> [WORK TO DO]:
Print the listing in its entirety and exactly, leaving out images.

> [RECORDS FOR THE EXERCISE]:
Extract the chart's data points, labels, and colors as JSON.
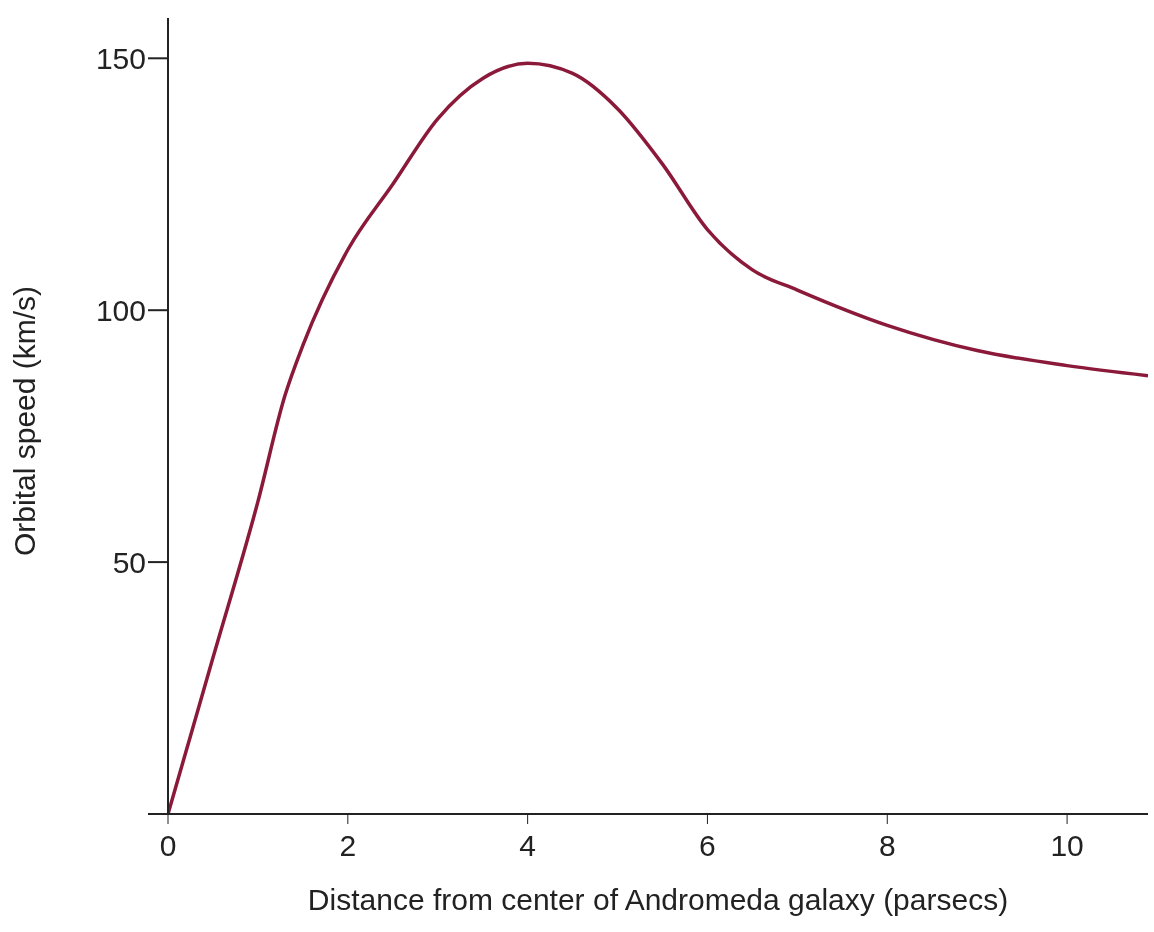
{
  "chart_data": {
    "type": "line",
    "xlabel": "Distance from center of Andromeda galaxy (parsecs)",
    "ylabel": "Orbital speed (km/s)",
    "x": [
      0,
      0.5,
      1,
      1.3,
      1.5,
      2,
      2.5,
      3,
      3.5,
      4,
      4.5,
      5,
      5.5,
      6,
      6.5,
      7,
      8,
      9,
      10,
      10.9
    ],
    "series": [
      {
        "color": "#8b1a3a",
        "values": [
          0,
          31,
          62,
          83,
          93,
          112,
          125,
          138,
          146,
          149,
          147,
          140,
          129,
          116,
          108,
          104,
          97,
          92,
          89,
          87
        ]
      }
    ],
    "xlim": [
      0,
      10.9
    ],
    "xticks": [
      0,
      2,
      4,
      6,
      8,
      10
    ],
    "ylim": [
      0,
      158
    ],
    "yticks": [
      {
        "value": 0,
        "label": null
      },
      50,
      100,
      150
    ],
    "grid": false,
    "legend": false,
    "marker": "none",
    "line_style": "solid"
  }
}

> [CORRECT RESPONSE]:
Extract the chart's data points, labels, and colors as JSON.
{
  "chart_data": {
    "type": "line",
    "xlabel": "Distance from center of Andromeda galaxy (parsecs)",
    "ylabel": "Orbital speed (km/s)",
    "x": [
      0,
      0.5,
      1,
      1.3,
      1.5,
      2,
      2.5,
      3,
      3.5,
      4,
      4.5,
      5,
      5.5,
      6,
      6.5,
      7,
      8,
      9,
      10,
      10.9
    ],
    "series": [
      {
        "color": "#8b1a3a",
        "values": [
          0,
          31,
          62,
          83,
          93,
          112,
          125,
          138,
          146,
          149,
          147,
          140,
          129,
          116,
          108,
          104,
          97,
          92,
          89,
          87
        ]
      }
    ],
    "xlim": [
      0,
      10.9
    ],
    "xticks": [
      0,
      2,
      4,
      6,
      8,
      10
    ],
    "ylim": [
      0,
      158
    ],
    "yticks": [
      {
        "value": 0,
        "label": null
      },
      50,
      100,
      150
    ],
    "grid": false,
    "legend": false,
    "marker": "none",
    "line_style": "solid"
  }
}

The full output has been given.